THE EXERCISE | Identify all lines of the data containing the string "text" and copy them.

RECORD LIST |

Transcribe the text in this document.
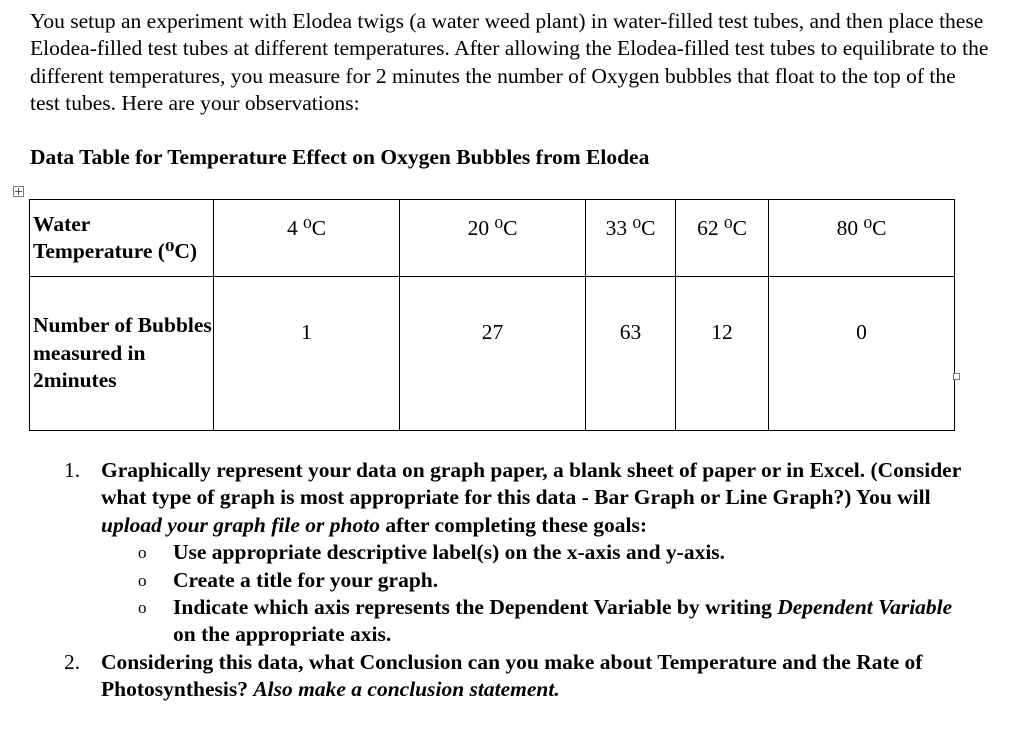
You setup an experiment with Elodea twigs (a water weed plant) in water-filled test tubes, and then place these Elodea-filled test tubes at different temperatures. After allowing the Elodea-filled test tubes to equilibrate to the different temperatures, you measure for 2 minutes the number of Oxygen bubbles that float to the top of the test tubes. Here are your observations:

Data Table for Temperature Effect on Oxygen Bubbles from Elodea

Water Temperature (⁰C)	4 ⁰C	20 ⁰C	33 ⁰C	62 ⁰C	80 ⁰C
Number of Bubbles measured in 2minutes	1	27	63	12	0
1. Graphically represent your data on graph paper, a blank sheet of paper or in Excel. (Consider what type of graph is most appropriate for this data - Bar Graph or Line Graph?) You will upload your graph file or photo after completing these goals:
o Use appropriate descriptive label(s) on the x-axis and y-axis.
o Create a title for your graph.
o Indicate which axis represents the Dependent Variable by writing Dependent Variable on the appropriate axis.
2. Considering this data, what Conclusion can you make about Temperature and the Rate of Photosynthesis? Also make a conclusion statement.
--
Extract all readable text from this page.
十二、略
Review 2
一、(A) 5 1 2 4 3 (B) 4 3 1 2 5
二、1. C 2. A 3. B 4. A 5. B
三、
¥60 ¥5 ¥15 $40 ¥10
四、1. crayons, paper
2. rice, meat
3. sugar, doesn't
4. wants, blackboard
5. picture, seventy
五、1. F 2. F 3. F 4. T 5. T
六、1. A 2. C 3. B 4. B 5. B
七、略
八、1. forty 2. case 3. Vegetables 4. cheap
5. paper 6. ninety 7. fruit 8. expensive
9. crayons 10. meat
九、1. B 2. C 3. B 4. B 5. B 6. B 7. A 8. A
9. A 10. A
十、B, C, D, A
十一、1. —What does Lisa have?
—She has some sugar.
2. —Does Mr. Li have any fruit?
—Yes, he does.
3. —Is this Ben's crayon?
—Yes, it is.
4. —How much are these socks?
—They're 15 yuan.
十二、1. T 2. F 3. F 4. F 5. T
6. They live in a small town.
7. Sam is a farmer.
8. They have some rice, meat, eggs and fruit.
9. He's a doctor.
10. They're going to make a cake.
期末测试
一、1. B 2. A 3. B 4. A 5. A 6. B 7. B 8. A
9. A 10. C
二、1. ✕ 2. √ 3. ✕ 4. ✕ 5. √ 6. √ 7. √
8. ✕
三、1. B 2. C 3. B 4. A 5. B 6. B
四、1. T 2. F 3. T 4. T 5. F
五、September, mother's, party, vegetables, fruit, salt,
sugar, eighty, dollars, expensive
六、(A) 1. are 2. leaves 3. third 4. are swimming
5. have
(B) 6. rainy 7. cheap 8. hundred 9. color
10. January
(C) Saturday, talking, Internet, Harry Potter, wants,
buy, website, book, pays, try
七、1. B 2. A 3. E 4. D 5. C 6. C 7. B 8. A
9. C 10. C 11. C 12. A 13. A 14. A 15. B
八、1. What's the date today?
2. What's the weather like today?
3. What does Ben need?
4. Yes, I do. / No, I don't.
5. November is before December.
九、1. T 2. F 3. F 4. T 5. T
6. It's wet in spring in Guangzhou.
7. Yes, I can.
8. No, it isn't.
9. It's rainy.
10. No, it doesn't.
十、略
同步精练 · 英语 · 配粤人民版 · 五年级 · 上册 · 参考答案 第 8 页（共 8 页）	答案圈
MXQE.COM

SOLVED PROBLEM |
Transcribe the text in this document.
Extract all readable text from this page.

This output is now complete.